**Task objective**
Every line with the word "title" in it should be extracted from the data that follows.

• • • • •

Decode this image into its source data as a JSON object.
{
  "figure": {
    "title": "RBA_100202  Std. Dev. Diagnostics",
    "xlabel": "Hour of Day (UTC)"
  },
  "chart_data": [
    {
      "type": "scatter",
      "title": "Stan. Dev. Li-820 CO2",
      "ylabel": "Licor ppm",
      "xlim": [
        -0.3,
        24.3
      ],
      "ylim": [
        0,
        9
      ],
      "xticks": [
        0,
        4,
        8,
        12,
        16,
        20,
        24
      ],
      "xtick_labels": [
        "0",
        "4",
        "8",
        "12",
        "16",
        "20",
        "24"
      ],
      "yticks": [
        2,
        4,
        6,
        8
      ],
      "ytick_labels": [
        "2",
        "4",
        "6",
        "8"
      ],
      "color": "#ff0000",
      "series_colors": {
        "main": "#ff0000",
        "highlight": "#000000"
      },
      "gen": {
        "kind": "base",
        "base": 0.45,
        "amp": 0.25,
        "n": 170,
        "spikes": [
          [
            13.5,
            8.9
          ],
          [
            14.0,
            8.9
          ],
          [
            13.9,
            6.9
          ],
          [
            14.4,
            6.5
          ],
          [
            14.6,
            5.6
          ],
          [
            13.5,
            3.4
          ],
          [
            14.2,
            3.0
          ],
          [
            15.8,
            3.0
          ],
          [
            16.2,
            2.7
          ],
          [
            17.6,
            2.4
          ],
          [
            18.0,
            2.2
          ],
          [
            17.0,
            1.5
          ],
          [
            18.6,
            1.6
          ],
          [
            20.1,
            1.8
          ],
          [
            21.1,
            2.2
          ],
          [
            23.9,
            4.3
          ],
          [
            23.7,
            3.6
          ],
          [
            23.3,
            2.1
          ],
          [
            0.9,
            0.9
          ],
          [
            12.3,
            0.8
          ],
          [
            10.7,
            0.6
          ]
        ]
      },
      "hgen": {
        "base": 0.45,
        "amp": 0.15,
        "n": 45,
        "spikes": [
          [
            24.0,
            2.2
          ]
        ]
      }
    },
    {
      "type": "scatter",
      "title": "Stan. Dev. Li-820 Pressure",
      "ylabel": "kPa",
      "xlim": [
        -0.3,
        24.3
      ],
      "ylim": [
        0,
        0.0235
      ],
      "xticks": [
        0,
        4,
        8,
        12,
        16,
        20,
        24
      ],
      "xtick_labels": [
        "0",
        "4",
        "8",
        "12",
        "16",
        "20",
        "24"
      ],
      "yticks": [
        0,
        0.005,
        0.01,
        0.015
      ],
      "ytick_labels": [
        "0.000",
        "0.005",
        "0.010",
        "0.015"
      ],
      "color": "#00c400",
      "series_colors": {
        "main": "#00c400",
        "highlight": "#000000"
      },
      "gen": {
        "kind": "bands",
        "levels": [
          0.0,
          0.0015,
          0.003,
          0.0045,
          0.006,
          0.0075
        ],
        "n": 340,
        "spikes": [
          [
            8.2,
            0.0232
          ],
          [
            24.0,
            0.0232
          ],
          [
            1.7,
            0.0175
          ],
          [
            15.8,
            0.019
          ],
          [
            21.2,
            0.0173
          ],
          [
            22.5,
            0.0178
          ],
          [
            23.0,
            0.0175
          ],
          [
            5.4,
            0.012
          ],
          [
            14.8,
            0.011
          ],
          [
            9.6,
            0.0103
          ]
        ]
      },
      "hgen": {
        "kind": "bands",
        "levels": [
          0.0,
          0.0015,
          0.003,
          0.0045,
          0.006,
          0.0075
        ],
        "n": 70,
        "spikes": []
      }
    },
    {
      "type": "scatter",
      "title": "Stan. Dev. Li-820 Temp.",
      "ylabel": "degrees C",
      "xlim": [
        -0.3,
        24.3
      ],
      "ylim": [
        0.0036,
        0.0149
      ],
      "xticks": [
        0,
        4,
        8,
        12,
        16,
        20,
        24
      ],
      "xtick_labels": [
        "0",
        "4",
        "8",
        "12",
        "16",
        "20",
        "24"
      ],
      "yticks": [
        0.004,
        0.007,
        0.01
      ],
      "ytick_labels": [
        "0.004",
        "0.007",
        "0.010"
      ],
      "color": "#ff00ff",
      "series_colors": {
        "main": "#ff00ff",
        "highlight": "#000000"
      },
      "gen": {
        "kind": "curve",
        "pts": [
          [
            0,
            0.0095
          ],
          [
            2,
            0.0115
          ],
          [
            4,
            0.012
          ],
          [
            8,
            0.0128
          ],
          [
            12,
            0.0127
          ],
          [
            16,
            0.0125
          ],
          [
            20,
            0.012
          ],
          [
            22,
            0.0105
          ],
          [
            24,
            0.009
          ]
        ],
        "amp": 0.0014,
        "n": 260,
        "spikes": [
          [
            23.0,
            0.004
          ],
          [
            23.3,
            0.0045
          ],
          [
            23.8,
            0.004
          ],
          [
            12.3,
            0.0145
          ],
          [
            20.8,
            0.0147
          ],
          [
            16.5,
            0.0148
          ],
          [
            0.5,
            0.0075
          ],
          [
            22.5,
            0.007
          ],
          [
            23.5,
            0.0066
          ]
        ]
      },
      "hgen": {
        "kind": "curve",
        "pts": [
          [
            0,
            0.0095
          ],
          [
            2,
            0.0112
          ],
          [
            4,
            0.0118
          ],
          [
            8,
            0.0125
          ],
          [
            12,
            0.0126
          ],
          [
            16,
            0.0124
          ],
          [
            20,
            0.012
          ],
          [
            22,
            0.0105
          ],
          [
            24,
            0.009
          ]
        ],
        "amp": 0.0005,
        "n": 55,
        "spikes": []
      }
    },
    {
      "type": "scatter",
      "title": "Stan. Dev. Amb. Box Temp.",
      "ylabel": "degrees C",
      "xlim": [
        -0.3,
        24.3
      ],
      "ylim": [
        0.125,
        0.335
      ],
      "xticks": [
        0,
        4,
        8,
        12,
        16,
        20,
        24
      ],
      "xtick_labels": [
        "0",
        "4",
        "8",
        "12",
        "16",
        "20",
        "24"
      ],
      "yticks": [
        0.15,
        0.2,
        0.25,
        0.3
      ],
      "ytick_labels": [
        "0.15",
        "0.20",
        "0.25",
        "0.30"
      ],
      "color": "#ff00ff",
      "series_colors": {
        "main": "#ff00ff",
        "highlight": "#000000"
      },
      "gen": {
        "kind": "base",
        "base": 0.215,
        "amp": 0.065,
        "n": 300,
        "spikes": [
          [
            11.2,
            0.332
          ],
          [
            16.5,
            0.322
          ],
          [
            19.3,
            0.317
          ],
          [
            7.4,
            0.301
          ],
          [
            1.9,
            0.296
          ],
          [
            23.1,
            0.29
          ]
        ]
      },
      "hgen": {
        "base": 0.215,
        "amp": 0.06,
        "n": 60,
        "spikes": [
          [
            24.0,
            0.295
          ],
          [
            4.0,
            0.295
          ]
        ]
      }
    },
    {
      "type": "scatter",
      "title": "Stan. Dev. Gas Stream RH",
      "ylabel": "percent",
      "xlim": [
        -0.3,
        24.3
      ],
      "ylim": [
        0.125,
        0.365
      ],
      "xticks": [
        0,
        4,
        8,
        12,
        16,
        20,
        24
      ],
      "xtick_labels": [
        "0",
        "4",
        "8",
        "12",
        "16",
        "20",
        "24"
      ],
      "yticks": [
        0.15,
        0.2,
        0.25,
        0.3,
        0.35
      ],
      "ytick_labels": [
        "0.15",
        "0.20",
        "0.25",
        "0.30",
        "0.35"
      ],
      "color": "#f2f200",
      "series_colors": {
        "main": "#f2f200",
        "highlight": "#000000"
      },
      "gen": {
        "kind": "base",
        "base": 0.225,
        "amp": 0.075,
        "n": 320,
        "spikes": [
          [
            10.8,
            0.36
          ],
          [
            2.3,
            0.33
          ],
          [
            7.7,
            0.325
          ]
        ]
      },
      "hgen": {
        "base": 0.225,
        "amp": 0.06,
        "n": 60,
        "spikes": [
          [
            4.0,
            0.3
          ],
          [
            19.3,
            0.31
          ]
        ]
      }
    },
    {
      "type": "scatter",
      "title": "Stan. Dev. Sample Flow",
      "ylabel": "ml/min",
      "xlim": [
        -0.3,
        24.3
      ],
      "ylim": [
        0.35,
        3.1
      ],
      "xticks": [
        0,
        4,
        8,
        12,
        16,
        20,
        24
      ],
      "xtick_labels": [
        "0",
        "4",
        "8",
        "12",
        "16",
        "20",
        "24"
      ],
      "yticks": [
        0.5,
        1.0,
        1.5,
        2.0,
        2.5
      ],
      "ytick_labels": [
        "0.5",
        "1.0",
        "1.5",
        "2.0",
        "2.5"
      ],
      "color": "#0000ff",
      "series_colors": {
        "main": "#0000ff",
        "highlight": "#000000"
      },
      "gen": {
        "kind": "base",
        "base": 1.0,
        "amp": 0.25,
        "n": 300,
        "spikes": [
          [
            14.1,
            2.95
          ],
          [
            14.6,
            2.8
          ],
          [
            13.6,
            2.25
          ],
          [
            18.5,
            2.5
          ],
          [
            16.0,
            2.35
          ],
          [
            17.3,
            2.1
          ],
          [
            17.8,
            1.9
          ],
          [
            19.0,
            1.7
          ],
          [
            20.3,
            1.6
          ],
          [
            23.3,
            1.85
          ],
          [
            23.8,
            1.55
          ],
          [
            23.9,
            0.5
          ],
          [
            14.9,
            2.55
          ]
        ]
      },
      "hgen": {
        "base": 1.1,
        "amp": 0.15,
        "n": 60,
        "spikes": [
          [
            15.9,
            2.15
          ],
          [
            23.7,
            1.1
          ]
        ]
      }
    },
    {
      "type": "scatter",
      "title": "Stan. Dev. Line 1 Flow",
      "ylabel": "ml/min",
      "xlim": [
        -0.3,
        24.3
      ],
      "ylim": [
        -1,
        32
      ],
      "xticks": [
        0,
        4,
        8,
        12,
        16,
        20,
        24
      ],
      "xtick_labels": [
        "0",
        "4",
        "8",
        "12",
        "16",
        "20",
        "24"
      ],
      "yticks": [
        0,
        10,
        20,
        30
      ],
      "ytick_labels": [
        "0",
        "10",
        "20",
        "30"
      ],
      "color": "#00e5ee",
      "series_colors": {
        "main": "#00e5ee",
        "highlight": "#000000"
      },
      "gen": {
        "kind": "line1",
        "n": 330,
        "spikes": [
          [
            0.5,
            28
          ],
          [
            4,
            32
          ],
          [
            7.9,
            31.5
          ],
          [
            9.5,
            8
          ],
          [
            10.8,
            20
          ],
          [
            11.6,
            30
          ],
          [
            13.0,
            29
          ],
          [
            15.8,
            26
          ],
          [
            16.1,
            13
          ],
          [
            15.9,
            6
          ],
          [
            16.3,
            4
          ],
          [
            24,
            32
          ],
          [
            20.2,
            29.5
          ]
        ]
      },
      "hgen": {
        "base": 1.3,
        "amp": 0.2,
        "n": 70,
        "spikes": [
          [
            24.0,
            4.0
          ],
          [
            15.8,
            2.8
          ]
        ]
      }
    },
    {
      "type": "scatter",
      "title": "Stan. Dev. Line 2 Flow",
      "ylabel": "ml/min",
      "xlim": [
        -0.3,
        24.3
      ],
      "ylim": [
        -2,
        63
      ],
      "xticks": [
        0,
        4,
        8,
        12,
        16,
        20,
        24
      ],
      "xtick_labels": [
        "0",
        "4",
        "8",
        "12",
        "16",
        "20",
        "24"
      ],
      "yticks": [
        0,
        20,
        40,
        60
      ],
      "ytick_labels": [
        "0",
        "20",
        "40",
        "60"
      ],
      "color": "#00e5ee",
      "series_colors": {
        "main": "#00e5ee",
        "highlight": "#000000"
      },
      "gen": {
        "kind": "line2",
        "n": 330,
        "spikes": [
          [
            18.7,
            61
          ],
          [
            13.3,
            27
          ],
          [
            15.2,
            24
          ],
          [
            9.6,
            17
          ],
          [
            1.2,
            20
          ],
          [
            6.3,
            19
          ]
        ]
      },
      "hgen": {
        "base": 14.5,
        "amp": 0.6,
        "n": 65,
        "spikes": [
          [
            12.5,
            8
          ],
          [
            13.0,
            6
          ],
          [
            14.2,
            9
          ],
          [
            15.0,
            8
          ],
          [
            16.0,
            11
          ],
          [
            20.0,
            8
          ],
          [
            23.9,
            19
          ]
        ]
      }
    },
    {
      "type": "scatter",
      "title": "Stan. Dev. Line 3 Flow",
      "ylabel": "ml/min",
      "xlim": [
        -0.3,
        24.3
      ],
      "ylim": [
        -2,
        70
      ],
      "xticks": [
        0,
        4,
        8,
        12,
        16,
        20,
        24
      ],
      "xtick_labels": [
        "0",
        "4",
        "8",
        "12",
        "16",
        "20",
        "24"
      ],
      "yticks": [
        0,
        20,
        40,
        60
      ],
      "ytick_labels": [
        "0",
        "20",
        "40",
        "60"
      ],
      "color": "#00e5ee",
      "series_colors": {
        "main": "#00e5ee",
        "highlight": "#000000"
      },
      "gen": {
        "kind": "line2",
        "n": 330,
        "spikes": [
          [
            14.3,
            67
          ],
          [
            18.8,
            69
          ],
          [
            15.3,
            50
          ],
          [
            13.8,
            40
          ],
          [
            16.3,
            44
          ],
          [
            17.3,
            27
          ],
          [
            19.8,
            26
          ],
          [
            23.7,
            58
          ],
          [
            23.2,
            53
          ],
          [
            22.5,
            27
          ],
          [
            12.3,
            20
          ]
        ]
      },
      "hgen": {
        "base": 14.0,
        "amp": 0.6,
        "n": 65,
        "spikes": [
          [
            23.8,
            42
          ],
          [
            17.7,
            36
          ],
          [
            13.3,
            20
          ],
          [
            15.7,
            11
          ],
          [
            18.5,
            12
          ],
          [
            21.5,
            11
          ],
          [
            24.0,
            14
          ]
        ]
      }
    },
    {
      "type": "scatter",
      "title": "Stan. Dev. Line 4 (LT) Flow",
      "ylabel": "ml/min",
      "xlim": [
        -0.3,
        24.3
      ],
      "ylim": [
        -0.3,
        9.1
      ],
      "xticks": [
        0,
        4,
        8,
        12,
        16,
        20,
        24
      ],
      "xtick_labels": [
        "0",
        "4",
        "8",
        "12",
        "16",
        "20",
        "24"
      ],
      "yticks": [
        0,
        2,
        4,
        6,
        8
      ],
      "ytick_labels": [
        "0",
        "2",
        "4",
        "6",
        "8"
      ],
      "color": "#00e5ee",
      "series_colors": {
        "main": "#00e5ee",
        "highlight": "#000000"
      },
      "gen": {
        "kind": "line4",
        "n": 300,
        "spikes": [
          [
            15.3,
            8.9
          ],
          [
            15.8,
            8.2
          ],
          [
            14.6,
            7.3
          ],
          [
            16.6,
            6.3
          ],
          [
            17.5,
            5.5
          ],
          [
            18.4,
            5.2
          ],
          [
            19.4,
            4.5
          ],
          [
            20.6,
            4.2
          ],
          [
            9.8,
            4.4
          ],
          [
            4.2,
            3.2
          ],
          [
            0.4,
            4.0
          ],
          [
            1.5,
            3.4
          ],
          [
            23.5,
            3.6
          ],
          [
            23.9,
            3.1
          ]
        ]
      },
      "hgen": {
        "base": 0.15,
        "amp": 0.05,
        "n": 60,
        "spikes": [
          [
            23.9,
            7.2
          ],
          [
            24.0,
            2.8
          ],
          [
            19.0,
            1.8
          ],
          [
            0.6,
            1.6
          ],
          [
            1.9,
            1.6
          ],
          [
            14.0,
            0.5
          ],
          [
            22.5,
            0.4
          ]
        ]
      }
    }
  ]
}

• • • • •

**Response**
    "title": "RBA_100202  Std. Dev. Diagnostics",
      "title": "Stan. Dev. Li-820 CO2",
      "title": "Stan. Dev. Li-820 Pressure",
      "title": "Stan. Dev. Li-820 Temp.",
      "title": "Stan. Dev. Amb. Box Temp.",
      "title": "Stan. Dev. Gas Stream RH",
      "title": "Stan. Dev. Sample Flow",
      "title": "Stan. Dev. Line 1 Flow",
      "title": "Stan. Dev. Line 2 Flow",
      "title": "Stan. Dev. Line 3 Flow",
      "title": "Stan. Dev. Line 4 (LT) Flow",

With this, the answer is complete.